● What you are asked to do
The entries need to be copied exactly.

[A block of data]
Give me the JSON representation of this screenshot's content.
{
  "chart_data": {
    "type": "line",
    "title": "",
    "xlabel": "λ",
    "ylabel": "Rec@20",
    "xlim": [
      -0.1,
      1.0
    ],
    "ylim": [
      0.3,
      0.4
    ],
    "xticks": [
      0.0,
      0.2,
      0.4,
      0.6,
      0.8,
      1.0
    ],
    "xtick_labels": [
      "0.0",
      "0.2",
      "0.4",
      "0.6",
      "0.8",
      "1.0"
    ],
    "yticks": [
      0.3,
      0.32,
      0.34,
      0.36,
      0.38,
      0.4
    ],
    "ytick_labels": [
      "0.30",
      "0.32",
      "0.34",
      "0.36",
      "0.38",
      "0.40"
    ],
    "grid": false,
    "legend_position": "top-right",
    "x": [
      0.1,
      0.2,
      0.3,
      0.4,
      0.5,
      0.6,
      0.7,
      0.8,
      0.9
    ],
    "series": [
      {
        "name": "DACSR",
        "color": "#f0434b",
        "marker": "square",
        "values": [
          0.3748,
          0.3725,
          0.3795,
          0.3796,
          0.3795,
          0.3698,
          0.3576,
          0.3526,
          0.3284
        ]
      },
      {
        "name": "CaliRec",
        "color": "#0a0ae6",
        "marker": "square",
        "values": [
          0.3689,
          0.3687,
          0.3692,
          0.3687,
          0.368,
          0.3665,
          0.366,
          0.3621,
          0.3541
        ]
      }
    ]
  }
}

● Full output
Give me the JSON representation of this screenshot's content.
{
  "chart_data": {
    "type": "line",
    "title": "",
    "xlabel": "λ",
    "ylabel": "Rec@20",
    "xlim": [
      -0.1,
      1.0
    ],
    "ylim": [
      0.3,
      0.4
    ],
    "xticks": [
      0.0,
      0.2,
      0.4,
      0.6,
      0.8,
      1.0
    ],
    "xtick_labels": [
      "0.0",
      "0.2",
      "0.4",
      "0.6",
      "0.8",
      "1.0"
    ],
    "yticks": [
      0.3,
      0.32,
      0.34,
      0.36,
      0.38,
      0.4
    ],
    "ytick_labels": [
      "0.30",
      "0.32",
      "0.34",
      "0.36",
      "0.38",
      "0.40"
    ],
    "grid": false,
    "legend_position": "top-right",
    "x": [
      0.1,
      0.2,
      0.3,
      0.4,
      0.5,
      0.6,
      0.7,
      0.8,
      0.9
    ],
    "series": [
      {
        "name": "DACSR",
        "color": "#f0434b",
        "marker": "square",
        "values": [
          0.3748,
          0.3725,
          0.3795,
          0.3796,
          0.3795,
          0.3698,
          0.3576,
          0.3526,
          0.3284
        ]
      },
      {
        "name": "CaliRec",
        "color": "#0a0ae6",
        "marker": "square",
        "values": [
          0.3689,
          0.3687,
          0.3692,
          0.3687,
          0.368,
          0.3665,
          0.366,
          0.3621,
          0.3541
        ]
      }
    ]
  }
}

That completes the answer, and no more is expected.